Task prompt: Find each line with the string "accreditation" and copy it.

Some records:

^^^^^^^^^^^^^^^^

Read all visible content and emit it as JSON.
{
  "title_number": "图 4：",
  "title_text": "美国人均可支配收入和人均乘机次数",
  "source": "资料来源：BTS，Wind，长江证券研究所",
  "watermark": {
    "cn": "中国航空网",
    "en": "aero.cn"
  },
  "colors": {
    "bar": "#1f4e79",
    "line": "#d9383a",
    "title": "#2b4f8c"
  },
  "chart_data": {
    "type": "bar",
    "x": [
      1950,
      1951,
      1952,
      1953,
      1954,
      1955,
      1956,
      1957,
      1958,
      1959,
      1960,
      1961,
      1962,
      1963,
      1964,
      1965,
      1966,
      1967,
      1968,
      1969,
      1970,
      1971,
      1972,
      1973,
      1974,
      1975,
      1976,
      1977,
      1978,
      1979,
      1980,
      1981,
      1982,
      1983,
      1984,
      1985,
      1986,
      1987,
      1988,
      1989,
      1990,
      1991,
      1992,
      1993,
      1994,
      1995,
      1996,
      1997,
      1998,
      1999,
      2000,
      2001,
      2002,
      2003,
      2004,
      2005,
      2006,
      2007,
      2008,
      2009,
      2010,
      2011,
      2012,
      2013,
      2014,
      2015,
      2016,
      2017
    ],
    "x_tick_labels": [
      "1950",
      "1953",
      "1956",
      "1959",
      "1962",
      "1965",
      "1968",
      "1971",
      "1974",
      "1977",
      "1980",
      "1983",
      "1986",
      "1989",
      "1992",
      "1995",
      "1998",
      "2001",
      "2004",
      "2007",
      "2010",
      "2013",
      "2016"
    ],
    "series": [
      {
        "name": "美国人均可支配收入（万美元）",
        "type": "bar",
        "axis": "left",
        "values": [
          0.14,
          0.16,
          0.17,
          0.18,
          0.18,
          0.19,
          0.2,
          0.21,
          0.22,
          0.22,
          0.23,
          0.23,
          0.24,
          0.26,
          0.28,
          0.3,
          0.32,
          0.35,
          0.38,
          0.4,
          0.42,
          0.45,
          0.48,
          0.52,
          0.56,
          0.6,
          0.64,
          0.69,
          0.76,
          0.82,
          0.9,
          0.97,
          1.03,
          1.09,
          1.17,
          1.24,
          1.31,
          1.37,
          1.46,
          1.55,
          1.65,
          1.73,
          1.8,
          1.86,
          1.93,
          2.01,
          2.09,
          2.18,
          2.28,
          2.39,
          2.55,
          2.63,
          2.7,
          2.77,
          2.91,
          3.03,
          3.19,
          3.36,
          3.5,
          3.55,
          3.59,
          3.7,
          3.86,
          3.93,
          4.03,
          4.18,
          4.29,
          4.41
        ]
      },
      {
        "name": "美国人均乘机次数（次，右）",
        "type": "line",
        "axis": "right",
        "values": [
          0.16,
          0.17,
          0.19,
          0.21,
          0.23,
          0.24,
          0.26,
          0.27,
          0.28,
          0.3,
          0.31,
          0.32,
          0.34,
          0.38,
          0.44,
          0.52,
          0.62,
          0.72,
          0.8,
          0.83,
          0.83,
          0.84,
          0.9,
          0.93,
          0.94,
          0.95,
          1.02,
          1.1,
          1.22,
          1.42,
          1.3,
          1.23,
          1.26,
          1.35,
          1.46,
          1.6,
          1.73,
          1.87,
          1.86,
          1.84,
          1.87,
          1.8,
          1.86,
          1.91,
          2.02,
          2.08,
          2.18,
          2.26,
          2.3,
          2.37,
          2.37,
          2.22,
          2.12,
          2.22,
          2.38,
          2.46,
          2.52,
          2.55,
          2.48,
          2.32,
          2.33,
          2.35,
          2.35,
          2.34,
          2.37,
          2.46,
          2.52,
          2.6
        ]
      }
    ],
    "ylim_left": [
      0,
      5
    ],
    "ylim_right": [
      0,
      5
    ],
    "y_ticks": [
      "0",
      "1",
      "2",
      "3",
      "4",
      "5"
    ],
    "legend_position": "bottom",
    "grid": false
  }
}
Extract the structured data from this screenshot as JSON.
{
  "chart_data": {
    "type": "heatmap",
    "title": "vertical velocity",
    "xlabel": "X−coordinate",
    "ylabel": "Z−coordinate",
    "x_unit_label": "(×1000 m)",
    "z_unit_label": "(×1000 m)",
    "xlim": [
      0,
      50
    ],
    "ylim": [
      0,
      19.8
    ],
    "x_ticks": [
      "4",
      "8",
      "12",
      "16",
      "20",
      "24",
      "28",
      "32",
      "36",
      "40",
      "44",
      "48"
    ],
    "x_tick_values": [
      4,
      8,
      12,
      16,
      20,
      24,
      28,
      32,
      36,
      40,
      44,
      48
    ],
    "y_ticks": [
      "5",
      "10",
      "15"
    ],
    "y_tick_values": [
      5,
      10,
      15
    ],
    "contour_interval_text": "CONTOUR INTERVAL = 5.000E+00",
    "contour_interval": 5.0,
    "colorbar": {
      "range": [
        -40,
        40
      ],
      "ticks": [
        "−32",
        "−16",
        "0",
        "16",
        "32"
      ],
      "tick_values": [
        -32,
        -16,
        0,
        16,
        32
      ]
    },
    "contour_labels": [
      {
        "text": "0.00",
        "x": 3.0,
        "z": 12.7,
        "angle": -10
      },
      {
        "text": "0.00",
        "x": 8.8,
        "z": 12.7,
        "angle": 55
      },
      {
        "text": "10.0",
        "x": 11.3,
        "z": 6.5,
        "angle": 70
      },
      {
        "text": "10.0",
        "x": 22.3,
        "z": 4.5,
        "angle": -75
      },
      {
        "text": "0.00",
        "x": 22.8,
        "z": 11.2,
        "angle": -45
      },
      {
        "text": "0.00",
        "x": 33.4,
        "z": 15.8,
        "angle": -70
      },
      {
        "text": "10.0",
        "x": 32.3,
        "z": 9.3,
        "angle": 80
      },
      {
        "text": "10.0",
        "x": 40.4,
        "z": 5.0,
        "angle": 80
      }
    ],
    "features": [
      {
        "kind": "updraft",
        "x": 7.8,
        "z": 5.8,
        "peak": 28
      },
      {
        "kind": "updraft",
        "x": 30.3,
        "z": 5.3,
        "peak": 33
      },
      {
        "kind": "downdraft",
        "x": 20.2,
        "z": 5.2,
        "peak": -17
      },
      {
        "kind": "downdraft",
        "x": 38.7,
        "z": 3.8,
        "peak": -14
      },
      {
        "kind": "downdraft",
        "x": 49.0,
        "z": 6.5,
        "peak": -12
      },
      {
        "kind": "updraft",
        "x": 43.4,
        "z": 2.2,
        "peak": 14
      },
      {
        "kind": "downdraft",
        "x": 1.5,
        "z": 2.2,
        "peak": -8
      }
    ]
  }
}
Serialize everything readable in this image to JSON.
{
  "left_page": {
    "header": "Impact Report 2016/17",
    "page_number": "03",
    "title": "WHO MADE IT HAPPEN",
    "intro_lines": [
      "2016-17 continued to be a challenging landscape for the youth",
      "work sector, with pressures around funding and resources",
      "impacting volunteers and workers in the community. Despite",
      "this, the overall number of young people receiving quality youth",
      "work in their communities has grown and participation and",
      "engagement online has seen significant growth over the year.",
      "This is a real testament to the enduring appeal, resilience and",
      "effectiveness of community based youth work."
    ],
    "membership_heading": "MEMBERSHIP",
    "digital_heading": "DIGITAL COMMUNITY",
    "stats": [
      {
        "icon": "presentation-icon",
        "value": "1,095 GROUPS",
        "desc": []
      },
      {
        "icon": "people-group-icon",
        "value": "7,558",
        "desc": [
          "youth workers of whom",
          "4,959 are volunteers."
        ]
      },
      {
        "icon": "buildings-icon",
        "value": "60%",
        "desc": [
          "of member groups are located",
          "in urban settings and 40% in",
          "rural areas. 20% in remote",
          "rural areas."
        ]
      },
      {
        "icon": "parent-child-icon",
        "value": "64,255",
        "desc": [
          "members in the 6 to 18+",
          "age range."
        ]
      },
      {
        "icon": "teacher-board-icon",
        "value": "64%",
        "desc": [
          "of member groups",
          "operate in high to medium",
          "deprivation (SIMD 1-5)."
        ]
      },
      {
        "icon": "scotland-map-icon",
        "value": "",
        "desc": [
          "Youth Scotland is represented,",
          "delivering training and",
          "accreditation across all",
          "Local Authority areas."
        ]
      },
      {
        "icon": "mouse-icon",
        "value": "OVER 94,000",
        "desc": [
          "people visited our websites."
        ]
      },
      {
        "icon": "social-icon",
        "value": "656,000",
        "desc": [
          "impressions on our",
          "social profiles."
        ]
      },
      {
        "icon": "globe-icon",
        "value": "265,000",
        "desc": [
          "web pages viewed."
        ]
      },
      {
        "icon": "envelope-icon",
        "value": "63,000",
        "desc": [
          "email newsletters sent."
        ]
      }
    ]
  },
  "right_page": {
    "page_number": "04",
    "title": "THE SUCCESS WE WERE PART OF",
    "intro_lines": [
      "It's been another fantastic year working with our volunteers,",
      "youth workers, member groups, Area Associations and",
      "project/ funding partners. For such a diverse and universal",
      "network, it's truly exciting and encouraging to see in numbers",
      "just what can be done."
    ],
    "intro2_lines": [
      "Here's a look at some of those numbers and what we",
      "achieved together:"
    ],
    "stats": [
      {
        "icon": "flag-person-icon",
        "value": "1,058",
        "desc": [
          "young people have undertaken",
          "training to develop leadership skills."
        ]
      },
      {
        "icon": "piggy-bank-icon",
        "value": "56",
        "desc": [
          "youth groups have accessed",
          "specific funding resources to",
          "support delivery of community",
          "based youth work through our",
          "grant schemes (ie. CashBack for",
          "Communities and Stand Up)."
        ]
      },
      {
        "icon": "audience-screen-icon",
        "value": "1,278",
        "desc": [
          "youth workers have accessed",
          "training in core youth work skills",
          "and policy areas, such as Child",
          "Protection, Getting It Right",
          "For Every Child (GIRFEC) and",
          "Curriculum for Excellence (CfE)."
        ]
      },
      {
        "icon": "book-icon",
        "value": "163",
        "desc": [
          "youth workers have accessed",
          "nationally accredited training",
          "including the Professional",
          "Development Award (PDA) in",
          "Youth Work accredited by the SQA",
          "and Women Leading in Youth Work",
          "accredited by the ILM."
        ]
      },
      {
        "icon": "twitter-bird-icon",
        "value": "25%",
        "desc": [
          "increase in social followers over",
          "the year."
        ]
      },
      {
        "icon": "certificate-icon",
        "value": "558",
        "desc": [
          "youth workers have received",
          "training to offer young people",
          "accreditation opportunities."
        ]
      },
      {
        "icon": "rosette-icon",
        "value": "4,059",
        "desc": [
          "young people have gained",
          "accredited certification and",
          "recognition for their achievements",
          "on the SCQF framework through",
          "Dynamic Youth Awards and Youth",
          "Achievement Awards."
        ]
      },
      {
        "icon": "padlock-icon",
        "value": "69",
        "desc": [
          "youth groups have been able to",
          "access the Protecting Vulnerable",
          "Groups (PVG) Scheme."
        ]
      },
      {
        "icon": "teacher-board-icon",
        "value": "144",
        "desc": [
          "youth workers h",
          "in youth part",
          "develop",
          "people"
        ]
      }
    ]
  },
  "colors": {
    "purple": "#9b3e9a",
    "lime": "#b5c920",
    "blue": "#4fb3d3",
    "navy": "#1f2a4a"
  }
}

^^^^^^^^^^^^^^^^

Result of this task:
          "accreditation across all",
          "accreditation opportunities."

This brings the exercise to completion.